**Challenge**: Pull out every line with the word "index" from the entries below.

Figure data in JSON
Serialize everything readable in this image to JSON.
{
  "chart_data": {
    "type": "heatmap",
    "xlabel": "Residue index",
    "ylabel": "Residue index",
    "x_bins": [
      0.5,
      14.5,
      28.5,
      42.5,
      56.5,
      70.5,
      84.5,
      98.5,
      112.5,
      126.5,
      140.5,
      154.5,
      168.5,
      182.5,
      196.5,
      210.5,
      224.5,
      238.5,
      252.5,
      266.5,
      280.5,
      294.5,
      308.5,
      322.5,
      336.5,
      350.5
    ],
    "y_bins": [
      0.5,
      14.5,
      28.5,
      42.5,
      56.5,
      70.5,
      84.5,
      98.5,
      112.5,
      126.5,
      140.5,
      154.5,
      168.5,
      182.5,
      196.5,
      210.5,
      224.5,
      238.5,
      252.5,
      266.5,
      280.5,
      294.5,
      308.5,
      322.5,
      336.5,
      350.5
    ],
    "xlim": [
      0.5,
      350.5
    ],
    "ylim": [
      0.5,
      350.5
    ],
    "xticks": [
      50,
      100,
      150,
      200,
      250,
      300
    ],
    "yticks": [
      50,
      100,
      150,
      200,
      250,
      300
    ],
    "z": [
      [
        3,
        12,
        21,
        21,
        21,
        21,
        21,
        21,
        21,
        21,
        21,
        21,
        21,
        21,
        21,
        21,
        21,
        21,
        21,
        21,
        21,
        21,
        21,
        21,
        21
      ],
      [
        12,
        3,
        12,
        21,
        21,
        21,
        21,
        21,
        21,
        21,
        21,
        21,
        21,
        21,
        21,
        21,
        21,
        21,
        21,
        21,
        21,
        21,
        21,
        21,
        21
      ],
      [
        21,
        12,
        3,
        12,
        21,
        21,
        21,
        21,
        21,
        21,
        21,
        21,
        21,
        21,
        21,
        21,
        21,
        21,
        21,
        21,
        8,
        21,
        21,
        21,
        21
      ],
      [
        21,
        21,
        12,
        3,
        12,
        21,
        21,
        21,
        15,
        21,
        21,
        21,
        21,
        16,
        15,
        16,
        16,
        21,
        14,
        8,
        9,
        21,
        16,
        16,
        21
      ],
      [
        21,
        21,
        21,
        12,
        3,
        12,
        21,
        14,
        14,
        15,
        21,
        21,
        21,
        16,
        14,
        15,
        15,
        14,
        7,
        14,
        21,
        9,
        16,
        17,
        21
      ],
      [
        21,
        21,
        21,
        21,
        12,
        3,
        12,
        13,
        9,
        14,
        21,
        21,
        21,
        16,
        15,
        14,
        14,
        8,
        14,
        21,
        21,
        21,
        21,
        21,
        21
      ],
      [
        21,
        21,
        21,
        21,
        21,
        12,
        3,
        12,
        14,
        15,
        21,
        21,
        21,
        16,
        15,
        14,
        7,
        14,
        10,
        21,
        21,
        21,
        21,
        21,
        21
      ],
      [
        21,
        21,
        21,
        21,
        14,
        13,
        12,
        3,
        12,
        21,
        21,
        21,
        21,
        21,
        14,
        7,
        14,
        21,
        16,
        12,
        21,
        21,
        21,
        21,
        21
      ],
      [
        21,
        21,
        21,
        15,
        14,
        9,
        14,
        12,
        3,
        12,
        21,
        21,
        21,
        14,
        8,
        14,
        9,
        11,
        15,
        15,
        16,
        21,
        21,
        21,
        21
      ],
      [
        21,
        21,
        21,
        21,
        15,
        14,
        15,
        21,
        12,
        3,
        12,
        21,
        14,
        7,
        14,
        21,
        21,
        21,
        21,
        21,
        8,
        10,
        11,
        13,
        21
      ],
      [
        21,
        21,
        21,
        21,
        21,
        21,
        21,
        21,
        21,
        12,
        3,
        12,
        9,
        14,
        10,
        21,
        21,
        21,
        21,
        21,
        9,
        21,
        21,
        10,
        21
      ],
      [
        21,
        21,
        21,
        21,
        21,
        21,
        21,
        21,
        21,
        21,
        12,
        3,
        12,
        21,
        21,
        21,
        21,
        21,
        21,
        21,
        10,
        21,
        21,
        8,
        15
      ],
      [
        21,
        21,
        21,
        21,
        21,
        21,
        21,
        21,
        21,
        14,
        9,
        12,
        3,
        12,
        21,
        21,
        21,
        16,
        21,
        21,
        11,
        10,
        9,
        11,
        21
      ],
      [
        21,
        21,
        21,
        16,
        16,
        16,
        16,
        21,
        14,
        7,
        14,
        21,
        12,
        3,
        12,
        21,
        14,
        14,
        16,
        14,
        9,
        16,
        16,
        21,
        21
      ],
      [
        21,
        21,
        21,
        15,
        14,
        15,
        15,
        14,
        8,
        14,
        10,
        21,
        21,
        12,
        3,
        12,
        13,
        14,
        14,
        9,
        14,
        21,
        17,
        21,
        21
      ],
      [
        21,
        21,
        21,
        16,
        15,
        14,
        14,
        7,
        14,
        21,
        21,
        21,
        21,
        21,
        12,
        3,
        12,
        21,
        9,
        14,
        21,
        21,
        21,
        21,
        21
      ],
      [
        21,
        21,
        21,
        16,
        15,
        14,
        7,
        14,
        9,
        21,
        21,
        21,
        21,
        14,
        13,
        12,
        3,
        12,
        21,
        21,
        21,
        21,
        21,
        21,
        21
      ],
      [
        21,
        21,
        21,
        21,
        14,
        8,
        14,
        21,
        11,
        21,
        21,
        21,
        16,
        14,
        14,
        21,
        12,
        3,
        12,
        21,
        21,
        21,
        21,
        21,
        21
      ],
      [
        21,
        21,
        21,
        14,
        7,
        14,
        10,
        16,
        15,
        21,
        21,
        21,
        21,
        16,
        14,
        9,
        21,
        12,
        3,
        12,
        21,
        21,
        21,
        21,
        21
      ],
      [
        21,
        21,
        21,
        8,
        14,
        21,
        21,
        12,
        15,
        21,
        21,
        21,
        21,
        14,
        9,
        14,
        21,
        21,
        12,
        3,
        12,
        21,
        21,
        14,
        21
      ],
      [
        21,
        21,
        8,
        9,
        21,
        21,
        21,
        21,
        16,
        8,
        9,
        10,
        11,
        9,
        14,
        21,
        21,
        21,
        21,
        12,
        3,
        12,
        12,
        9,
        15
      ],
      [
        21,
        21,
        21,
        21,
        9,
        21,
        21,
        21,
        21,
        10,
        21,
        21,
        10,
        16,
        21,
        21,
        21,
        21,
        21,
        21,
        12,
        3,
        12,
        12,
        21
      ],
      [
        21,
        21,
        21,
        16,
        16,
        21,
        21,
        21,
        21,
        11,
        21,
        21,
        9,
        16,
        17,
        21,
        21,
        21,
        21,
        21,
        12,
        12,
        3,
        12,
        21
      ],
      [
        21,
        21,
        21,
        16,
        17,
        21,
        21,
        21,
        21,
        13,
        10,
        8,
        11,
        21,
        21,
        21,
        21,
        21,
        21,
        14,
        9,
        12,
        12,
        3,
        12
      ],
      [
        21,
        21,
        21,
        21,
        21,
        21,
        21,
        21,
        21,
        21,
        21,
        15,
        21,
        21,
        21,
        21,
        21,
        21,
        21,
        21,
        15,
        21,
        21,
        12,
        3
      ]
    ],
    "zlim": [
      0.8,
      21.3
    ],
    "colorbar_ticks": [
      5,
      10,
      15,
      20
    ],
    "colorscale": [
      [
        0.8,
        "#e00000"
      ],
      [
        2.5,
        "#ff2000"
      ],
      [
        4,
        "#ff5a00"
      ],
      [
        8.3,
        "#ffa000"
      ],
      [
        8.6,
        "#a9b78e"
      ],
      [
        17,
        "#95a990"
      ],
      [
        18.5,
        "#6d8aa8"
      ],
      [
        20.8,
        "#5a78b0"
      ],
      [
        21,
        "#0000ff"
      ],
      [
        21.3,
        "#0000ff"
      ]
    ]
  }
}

**Finished answer**:
    "xlabel": "Residue index",
    "ylabel": "Residue index",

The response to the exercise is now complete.